═══ PROVIDED DATA

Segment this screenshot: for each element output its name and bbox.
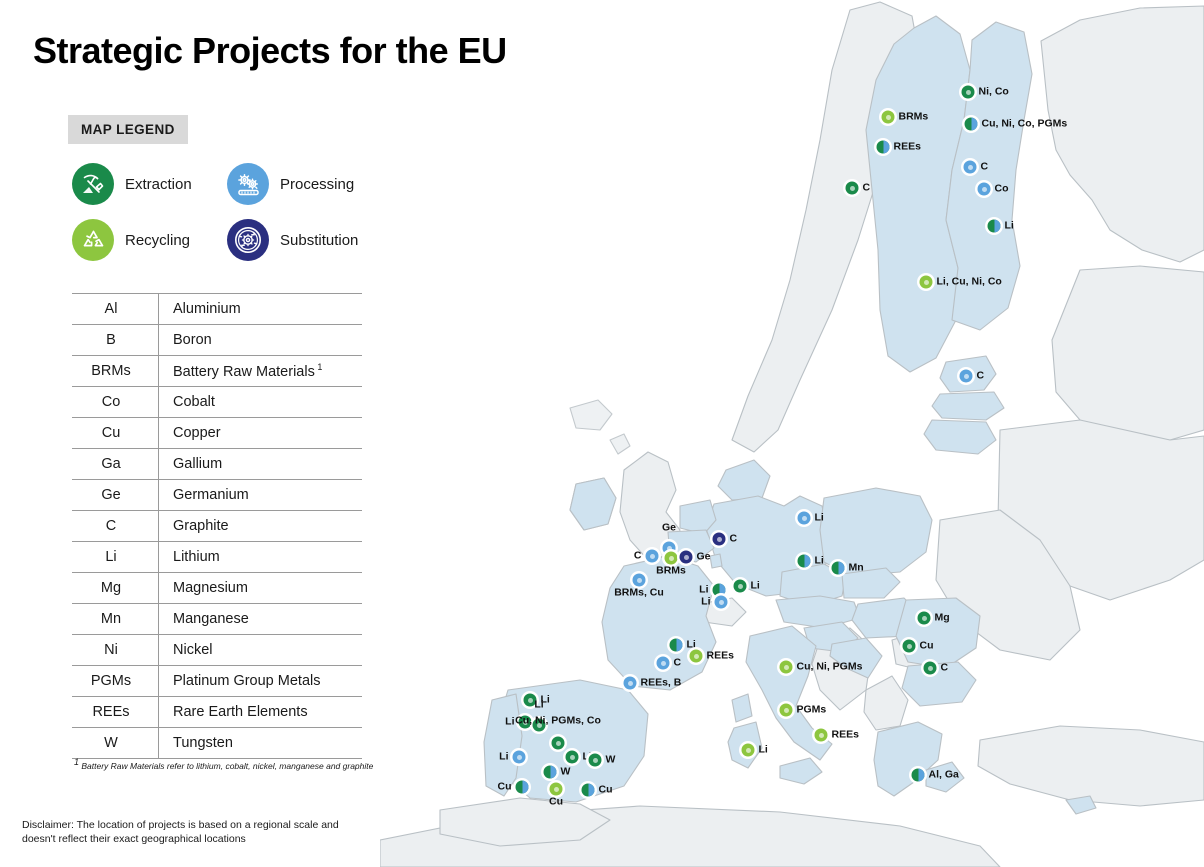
marker-label: C	[941, 662, 949, 674]
map-marker[interactable]: Ge	[680, 551, 693, 564]
marker-dot-split	[832, 562, 845, 575]
marker-label: Cu, Ni, Co, PGMs	[982, 118, 1068, 130]
abbreviation-code: Co	[72, 387, 159, 418]
marker-label: Li	[499, 751, 508, 763]
abbreviation-name: Lithium	[159, 542, 363, 573]
legend-label-processing: Processing	[280, 176, 354, 193]
marker-label: Li	[505, 716, 514, 728]
marker-label: Li	[815, 512, 824, 524]
marker-dot-extraction	[962, 86, 975, 99]
map-marker[interactable]: C	[846, 182, 859, 195]
map-marker[interactable]: Al, Ga	[912, 769, 925, 782]
abbreviation-name: Graphite	[159, 511, 363, 542]
map-marker[interactable]: Li	[513, 751, 526, 764]
map-marker[interactable]: Cu	[582, 784, 595, 797]
map-marker[interactable]: Li	[742, 744, 755, 757]
marker-dot-extraction	[903, 640, 916, 653]
map-marker[interactable]: BRMs	[882, 111, 895, 124]
map-marker[interactable]: Mg	[918, 612, 931, 625]
marker-dot-extraction	[566, 751, 579, 764]
page-title: Strategic Projects for the EU	[33, 30, 507, 72]
abbreviation-row: GaGallium	[72, 449, 362, 480]
legend-label-recycling: Recycling	[125, 232, 190, 249]
marker-label: C	[977, 370, 985, 382]
abbreviation-row: GeGermanium	[72, 480, 362, 511]
map-marker[interactable]: Cu	[903, 640, 916, 653]
legend-item-extraction: Extraction	[72, 163, 227, 205]
abbreviation-code: W	[72, 728, 159, 759]
marker-dot-extraction	[924, 662, 937, 675]
abbreviation-row: CuCopper	[72, 418, 362, 449]
abbreviation-row: CGraphite	[72, 511, 362, 542]
abbreviation-row: AlAluminium	[72, 294, 362, 325]
abbreviation-name: Germanium	[159, 480, 363, 511]
disclaimer-text: Disclaimer: The location of projects is …	[22, 818, 352, 846]
footnote-marker: 1	[315, 362, 323, 372]
map-marker[interactable]: Mn	[832, 562, 845, 575]
marker-dot-processing	[513, 751, 526, 764]
marker-dot-split	[582, 784, 595, 797]
map-marker[interactable]: W	[589, 754, 602, 767]
marker-label: C	[863, 182, 871, 194]
pickaxe-icon	[72, 163, 114, 205]
marker-label: Cu	[599, 784, 613, 796]
abbreviation-name: Cobalt	[159, 387, 363, 418]
marker-label: Li	[759, 744, 768, 756]
legend-label-extraction: Extraction	[125, 176, 192, 193]
marker-label: Cu, Ni, PGMs	[797, 661, 863, 673]
marker-dot-split	[988, 220, 1001, 233]
marker-dot-split	[670, 639, 683, 652]
map-marker[interactable]: Cu	[516, 781, 529, 794]
marker-dot-extraction	[589, 754, 602, 767]
marker-label: C	[674, 657, 682, 669]
map-marker[interactable]: REEs	[877, 141, 890, 154]
map-marker[interactable]: PGMs	[780, 704, 793, 717]
marker-dot-processing	[715, 596, 728, 609]
marker-dot-split	[965, 118, 978, 131]
marker-label: C	[634, 550, 642, 562]
marker-dot-processing	[964, 161, 977, 174]
map-marker[interactable]: Cu, Ni, PGMs, Co	[552, 737, 565, 750]
marker-dot-extraction	[918, 612, 931, 625]
map-marker[interactable]: Li	[715, 596, 728, 609]
map-marker[interactable]: Li	[670, 639, 683, 652]
abbreviation-name: Platinum Group Metals	[159, 666, 363, 697]
marker-dot-recycling	[815, 729, 828, 742]
abbreviation-code: Cu	[72, 418, 159, 449]
map-marker[interactable]: Cu, Ni, Co, PGMs	[965, 118, 978, 131]
marker-label: PGMs	[797, 704, 827, 716]
marker-dot-split	[544, 766, 557, 779]
map-marker[interactable]: BRMs	[665, 552, 678, 565]
map-marker[interactable]: W	[544, 766, 557, 779]
map-marker[interactable]: C	[964, 161, 977, 174]
marker-dot-recycling	[665, 552, 678, 565]
abbreviation-code: Ni	[72, 635, 159, 666]
marker-label: Cu	[498, 781, 512, 793]
abbreviation-code: Li	[72, 542, 159, 573]
abbreviation-code: C	[72, 511, 159, 542]
marker-dot-split	[798, 555, 811, 568]
abbreviation-name: Magnesium	[159, 573, 363, 604]
substitution-icon	[227, 219, 269, 261]
marker-dot-processing	[624, 677, 637, 690]
marker-dot-substitution	[713, 533, 726, 546]
marker-label: Co	[995, 183, 1009, 195]
marker-label: Li	[1005, 220, 1014, 232]
marker-dot-recycling	[882, 111, 895, 124]
marker-dot-extraction	[734, 580, 747, 593]
marker-dot-split	[516, 781, 529, 794]
abbreviation-row: LiLithium	[72, 542, 362, 573]
marker-dot-recycling	[780, 704, 793, 717]
map-marker[interactable]: REEs, B	[624, 677, 637, 690]
abbreviations-table: AlAluminiumBBoronBRMsBattery Raw Materia…	[72, 293, 362, 759]
abbreviation-code: PGMs	[72, 666, 159, 697]
marker-label: C	[981, 161, 989, 173]
marker-label: Li	[751, 580, 760, 592]
legend-item-processing: Processing	[227, 163, 382, 205]
abbreviation-name: Tungsten	[159, 728, 363, 759]
marker-label: Li	[699, 584, 708, 596]
footnote-marker: 1	[74, 757, 79, 767]
abbreviation-row: BRMsBattery Raw Materials 1	[72, 356, 362, 387]
abbreviation-name: Rare Earth Elements	[159, 697, 363, 728]
marker-dot-processing	[798, 512, 811, 525]
abbreviation-row: MgMagnesium	[72, 573, 362, 604]
marker-label: Li	[815, 555, 824, 567]
marker-dot-extraction	[552, 737, 565, 750]
marker-label: Al, Ga	[929, 769, 959, 781]
abbreviation-code: Al	[72, 294, 159, 325]
recycle-icon	[72, 219, 114, 261]
marker-label: Li	[701, 596, 710, 608]
marker-label: Ni, Co	[979, 86, 1009, 98]
map-marker[interactable]: C	[924, 662, 937, 675]
marker-dot-processing	[978, 183, 991, 196]
map-marker[interactable]: Li	[798, 512, 811, 525]
marker-label: W	[606, 754, 616, 766]
marker-dot-substitution	[680, 551, 693, 564]
abbreviation-name: Nickel	[159, 635, 363, 666]
abbreviation-name: Boron	[159, 325, 363, 356]
map-marker[interactable]: Li	[734, 580, 747, 593]
map-marker[interactable]: Li	[566, 751, 579, 764]
footnote-brms: 1 Battery Raw Materials refer to lithium…	[74, 757, 374, 771]
marker-label: Cu, Ni, PGMs, Co	[515, 716, 601, 728]
marker-label: Ge	[697, 551, 711, 563]
marker-label: BRMs, Cu	[614, 588, 664, 600]
abbreviation-row: WTungsten	[72, 728, 362, 759]
abbreviation-code: BRMs	[72, 356, 159, 387]
marker-dot-split	[912, 769, 925, 782]
abbreviation-row: CoCobalt	[72, 387, 362, 418]
marker-label: Ge	[662, 523, 676, 535]
map-marker[interactable]: Li, Cu, Ni, Co	[920, 276, 933, 289]
marker-label: REEs	[894, 141, 921, 153]
marker-label: Mg	[935, 612, 950, 624]
map-marker[interactable]: C	[646, 550, 659, 563]
marker-dot-recycling	[780, 661, 793, 674]
abbreviation-row: PGMsPlatinum Group Metals	[72, 666, 362, 697]
legend-label-substitution: Substitution	[280, 232, 358, 249]
marker-label: Cu	[549, 797, 563, 809]
map-marker[interactable]: Cu, Ni, PGMs	[780, 661, 793, 674]
abbreviation-row: REEsRare Earth Elements	[72, 697, 362, 728]
marker-dot-recycling	[550, 783, 563, 796]
marker-dot-processing	[646, 550, 659, 563]
abbreviation-code: Ga	[72, 449, 159, 480]
map-marker[interactable]: C	[713, 533, 726, 546]
abbreviation-name: Gallium	[159, 449, 363, 480]
gears-icon	[227, 163, 269, 205]
marker-label: W	[561, 766, 571, 778]
map-marker[interactable]: C	[657, 657, 670, 670]
marker-label: REEs, B	[641, 677, 682, 689]
marker-dot-recycling	[742, 744, 755, 757]
marker-dot-extraction	[846, 182, 859, 195]
marker-label: REEs	[832, 729, 859, 741]
map-legend: Extraction Proce	[72, 163, 382, 275]
abbreviation-name: Battery Raw Materials 1	[159, 356, 363, 387]
map-marker[interactable]: Co	[978, 183, 991, 196]
map-marker[interactable]: REEs	[815, 729, 828, 742]
marker-dot-processing	[960, 370, 973, 383]
map-marker[interactable]: Ni, Co	[962, 86, 975, 99]
map-marker[interactable]: BRMs, Cu	[633, 574, 646, 587]
marker-label: BRMs	[899, 111, 929, 123]
abbreviation-name: Manganese	[159, 604, 363, 635]
abbreviation-name: Aluminium	[159, 294, 363, 325]
abbreviation-code: REEs	[72, 697, 159, 728]
legend-item-recycling: Recycling	[72, 219, 227, 261]
abbreviation-row: NiNickel	[72, 635, 362, 666]
map-marker[interactable]: Cu	[550, 783, 563, 796]
abbreviation-row: MnManganese	[72, 604, 362, 635]
abbreviation-code: Ge	[72, 480, 159, 511]
map-marker[interactable]: C	[960, 370, 973, 383]
marker-dot-recycling	[920, 276, 933, 289]
abbreviation-code: Mg	[72, 573, 159, 604]
europe-map: Ni, CoBRMsCu, Ni, Co, PGMsREEsCCCoLiLi, …	[380, 0, 1204, 867]
marker-label: Cu	[920, 640, 934, 652]
marker-label: Li, Cu, Ni, Co	[937, 276, 1002, 288]
map-basemap	[380, 0, 1204, 867]
marker-dot-processing	[633, 574, 646, 587]
marker-label: REEs	[707, 650, 734, 662]
map-legend-chip: MAP LEGEND	[68, 115, 188, 144]
legend-item-substitution: Substitution	[227, 219, 382, 261]
abbreviation-code: Mn	[72, 604, 159, 635]
marker-dot-split	[877, 141, 890, 154]
map-marker[interactable]: Li	[798, 555, 811, 568]
map-marker[interactable]: Li	[988, 220, 1001, 233]
abbreviation-code: B	[72, 325, 159, 356]
marker-label: Mn	[849, 562, 864, 574]
marker-dot-recycling	[690, 650, 703, 663]
abbreviation-name: Copper	[159, 418, 363, 449]
marker-label: Li	[534, 700, 543, 712]
map-marker[interactable]: REEs	[690, 650, 703, 663]
abbreviation-row: BBoron	[72, 325, 362, 356]
marker-dot-processing	[657, 657, 670, 670]
marker-label: BRMs	[656, 566, 686, 578]
marker-label: C	[730, 533, 738, 545]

══════

▶ [PROBLEM TO SOLVE] Quote the rows above verbatim, starting at the line that contains "662, 949, 674]" and ending at the line that contains "163, 227, 205]", both included.

▶ [COMPLETED EXERCISE]
marker-label: C	[941, 662, 949, 674]
map-marker[interactable]: Ge	[680, 551, 693, 564]
marker-dot-split	[832, 562, 845, 575]
marker-label: Cu, Ni, Co, PGMs	[982, 118, 1068, 130]
abbreviation-code: Co	[72, 387, 159, 418]
marker-label: Li	[499, 751, 508, 763]
abbreviation-name: Lithium	[159, 542, 363, 573]
legend-label-processing: Processing	[280, 176, 354, 193]
marker-label: Li	[505, 716, 514, 728]
marker-label: Li	[815, 512, 824, 524]
marker-dot-extraction	[962, 86, 975, 99]
map-marker[interactable]: C	[846, 182, 859, 195]
map-marker[interactable]: Al, Ga	[912, 769, 925, 782]
abbreviation-name: Graphite	[159, 511, 363, 542]
map-marker[interactable]: Li	[513, 751, 526, 764]
map-marker[interactable]: Cu	[582, 784, 595, 797]
map-marker[interactable]: Li	[742, 744, 755, 757]
marker-dot-extraction	[903, 640, 916, 653]
map-marker[interactable]: BRMs	[882, 111, 895, 124]
map-marker[interactable]: Mg	[918, 612, 931, 625]
marker-dot-extraction	[566, 751, 579, 764]
page-title: Strategic Projects for the EU	[33, 30, 507, 72]
abbreviation-row: GaGallium	[72, 449, 362, 480]
legend-label-recycling: Recycling	[125, 232, 190, 249]
marker-label: C	[977, 370, 985, 382]
abbreviation-row: GeGermanium	[72, 480, 362, 511]
map-marker[interactable]: Cu	[903, 640, 916, 653]
legend-item-extraction: Extraction	[72, 163, 227, 205]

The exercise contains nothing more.